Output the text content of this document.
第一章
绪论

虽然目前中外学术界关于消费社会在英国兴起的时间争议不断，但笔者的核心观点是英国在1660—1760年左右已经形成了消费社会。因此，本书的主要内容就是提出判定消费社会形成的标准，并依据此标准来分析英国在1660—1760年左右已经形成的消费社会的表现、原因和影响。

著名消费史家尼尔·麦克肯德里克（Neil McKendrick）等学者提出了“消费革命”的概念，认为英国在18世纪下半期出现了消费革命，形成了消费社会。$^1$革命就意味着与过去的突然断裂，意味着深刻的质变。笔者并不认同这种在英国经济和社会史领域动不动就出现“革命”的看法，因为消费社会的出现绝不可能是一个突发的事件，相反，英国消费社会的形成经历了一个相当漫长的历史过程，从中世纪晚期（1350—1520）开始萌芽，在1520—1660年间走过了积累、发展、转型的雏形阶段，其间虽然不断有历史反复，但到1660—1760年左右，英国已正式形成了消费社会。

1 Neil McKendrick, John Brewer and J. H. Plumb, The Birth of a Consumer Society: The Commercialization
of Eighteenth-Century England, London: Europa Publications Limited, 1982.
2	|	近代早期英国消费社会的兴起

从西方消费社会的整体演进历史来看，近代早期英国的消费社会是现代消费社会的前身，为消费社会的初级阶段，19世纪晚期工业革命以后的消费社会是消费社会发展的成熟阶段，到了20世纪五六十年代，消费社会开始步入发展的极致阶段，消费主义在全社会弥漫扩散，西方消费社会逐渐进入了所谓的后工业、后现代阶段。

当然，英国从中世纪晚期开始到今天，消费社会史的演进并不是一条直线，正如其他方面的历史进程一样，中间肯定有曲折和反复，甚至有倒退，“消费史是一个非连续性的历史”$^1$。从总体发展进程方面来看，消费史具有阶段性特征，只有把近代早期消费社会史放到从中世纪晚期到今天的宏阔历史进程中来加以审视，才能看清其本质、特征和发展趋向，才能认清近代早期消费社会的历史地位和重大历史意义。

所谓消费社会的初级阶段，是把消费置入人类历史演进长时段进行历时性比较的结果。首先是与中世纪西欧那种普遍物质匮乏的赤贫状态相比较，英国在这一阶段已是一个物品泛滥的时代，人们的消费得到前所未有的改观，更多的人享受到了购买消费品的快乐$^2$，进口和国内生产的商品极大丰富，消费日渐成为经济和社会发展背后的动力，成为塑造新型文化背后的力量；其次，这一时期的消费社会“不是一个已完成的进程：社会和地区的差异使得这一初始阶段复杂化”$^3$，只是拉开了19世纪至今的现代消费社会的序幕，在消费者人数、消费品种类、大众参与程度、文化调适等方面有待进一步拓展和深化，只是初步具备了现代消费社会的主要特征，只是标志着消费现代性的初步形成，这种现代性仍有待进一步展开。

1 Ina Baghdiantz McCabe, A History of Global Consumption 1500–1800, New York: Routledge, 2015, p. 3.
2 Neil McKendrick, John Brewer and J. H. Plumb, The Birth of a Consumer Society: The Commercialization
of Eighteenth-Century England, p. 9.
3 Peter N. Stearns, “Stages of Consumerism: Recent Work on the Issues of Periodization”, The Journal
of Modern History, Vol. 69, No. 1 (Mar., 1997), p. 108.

================

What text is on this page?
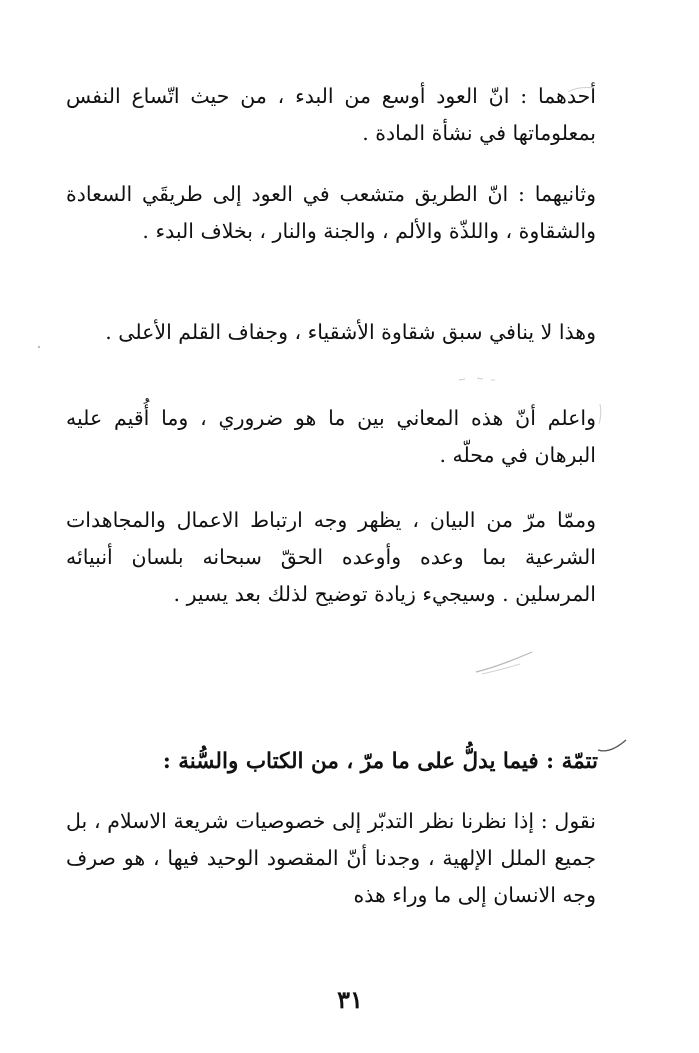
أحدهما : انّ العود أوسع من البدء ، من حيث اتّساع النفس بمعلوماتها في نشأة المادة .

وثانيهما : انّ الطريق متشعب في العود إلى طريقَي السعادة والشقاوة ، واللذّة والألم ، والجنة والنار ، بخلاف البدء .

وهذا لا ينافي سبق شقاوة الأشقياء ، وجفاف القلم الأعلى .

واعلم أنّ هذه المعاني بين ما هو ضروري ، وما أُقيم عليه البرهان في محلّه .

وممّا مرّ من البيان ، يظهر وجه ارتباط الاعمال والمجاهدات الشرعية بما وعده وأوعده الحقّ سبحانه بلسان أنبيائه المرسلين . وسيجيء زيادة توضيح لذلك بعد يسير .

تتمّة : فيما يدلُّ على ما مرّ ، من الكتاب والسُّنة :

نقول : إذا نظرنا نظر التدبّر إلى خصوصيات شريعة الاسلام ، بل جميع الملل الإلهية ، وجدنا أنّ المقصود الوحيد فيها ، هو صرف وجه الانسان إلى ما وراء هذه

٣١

================

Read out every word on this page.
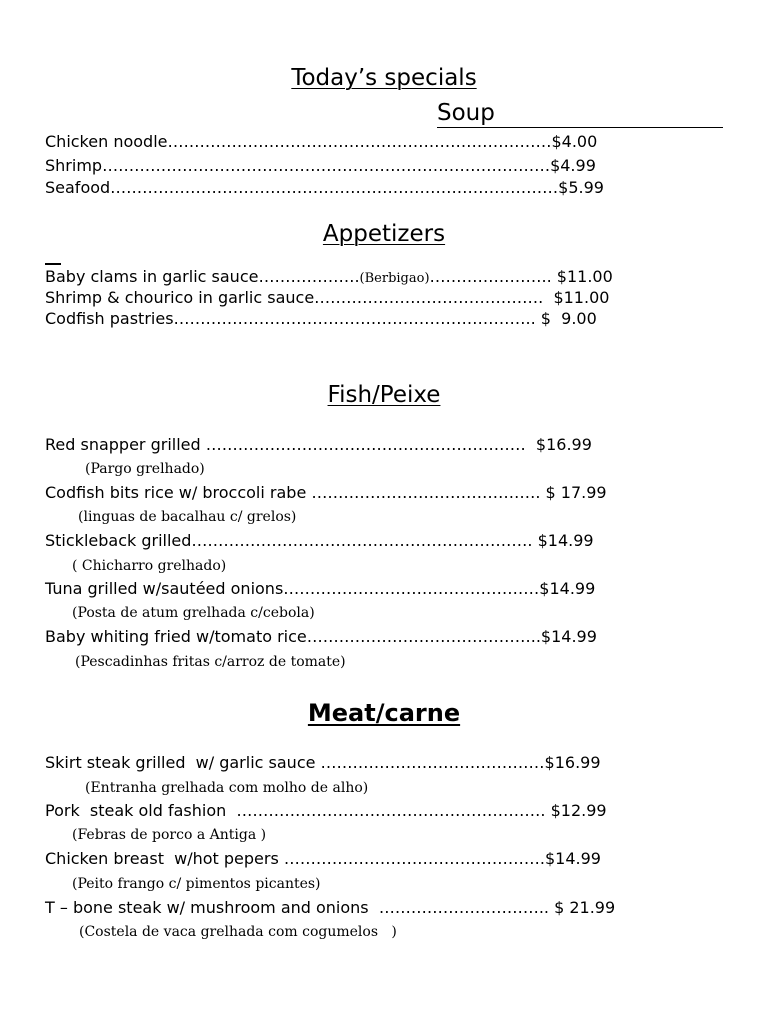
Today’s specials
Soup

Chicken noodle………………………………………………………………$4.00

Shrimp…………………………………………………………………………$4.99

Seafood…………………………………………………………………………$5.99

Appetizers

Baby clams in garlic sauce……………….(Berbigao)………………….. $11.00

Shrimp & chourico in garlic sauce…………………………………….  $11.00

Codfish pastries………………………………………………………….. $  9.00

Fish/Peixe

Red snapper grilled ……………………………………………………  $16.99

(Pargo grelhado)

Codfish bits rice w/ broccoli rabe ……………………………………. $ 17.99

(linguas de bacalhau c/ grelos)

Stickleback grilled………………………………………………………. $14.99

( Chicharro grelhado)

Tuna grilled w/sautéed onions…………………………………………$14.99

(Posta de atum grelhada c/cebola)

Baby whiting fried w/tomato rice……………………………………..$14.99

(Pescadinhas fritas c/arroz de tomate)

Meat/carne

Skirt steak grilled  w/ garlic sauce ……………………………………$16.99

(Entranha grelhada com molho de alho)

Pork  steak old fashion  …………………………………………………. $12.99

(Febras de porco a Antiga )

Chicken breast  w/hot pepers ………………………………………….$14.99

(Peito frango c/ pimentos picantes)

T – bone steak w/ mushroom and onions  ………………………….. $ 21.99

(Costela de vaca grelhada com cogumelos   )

================

▸ Exercise prompt: Filter the entries above down to the lines containing the word "this".

▸ The result:
Output the text content of this document.
What text is on this page?
Read out every word on this page.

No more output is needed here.